::: STORED RECORDS :::

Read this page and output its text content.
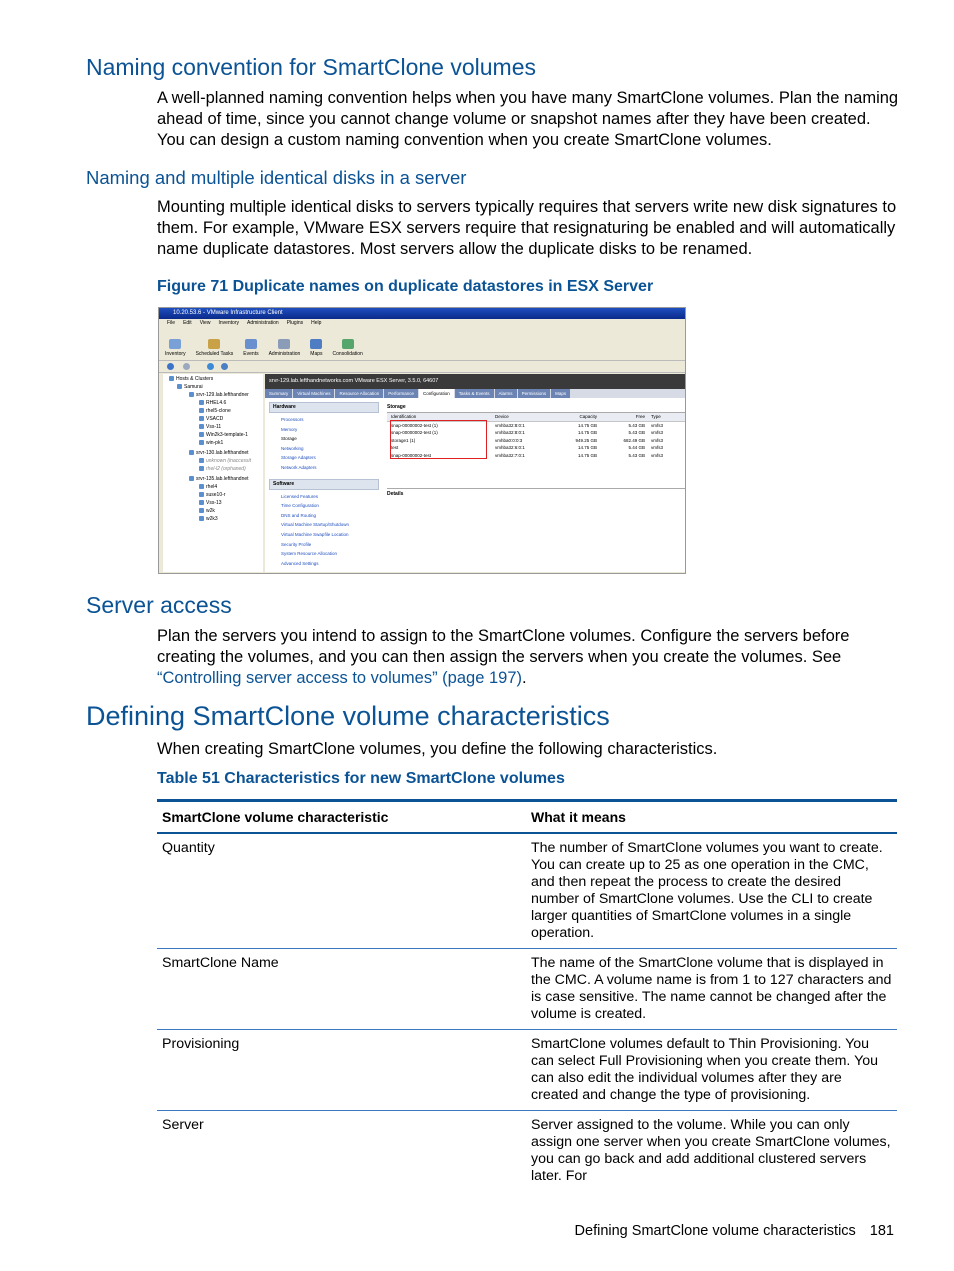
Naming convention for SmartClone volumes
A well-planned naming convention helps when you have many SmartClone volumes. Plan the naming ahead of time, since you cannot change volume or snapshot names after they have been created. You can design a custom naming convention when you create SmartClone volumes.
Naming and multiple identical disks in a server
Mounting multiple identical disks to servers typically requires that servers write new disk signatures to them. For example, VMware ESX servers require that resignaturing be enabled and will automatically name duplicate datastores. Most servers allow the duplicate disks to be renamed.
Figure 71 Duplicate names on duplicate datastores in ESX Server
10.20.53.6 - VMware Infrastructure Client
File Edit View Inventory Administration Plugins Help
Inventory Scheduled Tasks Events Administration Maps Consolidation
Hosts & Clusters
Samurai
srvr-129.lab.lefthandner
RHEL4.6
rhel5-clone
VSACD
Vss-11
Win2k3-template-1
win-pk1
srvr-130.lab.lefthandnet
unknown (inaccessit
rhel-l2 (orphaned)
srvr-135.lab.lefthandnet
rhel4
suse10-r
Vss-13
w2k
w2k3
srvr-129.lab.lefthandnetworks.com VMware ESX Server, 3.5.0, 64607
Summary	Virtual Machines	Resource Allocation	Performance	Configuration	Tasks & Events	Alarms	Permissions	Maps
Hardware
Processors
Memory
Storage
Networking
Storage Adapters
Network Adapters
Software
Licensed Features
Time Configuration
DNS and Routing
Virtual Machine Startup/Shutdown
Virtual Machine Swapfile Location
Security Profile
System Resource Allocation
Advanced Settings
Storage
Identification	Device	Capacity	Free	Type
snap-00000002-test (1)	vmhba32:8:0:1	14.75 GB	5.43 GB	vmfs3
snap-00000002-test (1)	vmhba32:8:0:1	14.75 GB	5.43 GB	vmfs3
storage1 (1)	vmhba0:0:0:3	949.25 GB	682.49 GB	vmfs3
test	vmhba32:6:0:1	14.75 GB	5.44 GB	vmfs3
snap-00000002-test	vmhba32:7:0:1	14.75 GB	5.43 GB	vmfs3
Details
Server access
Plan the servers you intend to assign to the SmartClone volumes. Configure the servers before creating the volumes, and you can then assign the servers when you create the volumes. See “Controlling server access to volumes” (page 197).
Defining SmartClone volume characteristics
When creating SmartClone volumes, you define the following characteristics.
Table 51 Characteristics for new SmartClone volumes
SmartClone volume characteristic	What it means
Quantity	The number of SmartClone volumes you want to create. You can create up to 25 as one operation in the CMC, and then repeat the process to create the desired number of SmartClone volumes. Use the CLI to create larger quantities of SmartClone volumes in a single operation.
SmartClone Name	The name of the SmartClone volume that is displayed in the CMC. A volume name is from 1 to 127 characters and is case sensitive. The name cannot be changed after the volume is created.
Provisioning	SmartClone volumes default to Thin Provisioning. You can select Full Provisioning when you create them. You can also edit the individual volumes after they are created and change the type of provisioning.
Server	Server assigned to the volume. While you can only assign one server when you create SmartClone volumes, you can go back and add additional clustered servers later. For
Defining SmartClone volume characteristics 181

:::
::: STORED RECORDS :::

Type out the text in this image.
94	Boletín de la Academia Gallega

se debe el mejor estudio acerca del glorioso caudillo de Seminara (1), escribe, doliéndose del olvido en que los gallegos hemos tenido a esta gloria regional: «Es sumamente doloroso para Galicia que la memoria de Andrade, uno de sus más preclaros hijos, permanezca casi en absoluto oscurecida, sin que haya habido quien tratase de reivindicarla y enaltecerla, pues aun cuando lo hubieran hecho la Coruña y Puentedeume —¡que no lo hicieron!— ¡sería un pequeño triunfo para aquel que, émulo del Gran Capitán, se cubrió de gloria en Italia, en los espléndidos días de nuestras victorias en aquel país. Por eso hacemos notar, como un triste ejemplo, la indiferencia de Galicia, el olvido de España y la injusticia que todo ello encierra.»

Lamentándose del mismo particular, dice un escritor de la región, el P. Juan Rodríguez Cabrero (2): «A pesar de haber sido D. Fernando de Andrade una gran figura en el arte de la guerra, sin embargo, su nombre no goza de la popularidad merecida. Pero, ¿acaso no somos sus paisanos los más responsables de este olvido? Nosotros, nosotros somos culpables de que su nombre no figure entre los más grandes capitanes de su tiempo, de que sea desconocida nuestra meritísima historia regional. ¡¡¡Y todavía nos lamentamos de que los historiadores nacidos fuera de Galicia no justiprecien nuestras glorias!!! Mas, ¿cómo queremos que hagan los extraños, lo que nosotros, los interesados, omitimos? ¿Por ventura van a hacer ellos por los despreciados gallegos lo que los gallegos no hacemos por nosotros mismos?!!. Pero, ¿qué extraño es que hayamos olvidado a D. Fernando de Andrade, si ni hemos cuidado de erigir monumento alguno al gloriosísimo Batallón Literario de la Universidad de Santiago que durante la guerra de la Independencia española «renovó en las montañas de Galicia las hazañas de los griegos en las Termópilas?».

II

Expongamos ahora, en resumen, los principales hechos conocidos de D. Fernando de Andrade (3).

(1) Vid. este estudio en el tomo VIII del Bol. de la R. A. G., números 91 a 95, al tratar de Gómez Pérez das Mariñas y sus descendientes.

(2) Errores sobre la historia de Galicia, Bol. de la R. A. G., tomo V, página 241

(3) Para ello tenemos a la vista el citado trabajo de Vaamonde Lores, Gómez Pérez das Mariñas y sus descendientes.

:::

— TASK DETAILS —
Check all the records above and select each line where the string "Virtual" is found.

— EXERCISE RESULT —
Summary	Virtual Machines	Resource Allocation	Performance	Configuration	Tasks & Events	Alarms	Permissions	Maps
Virtual Machine Startup/Shutdown
Virtual Machine Swapfile Location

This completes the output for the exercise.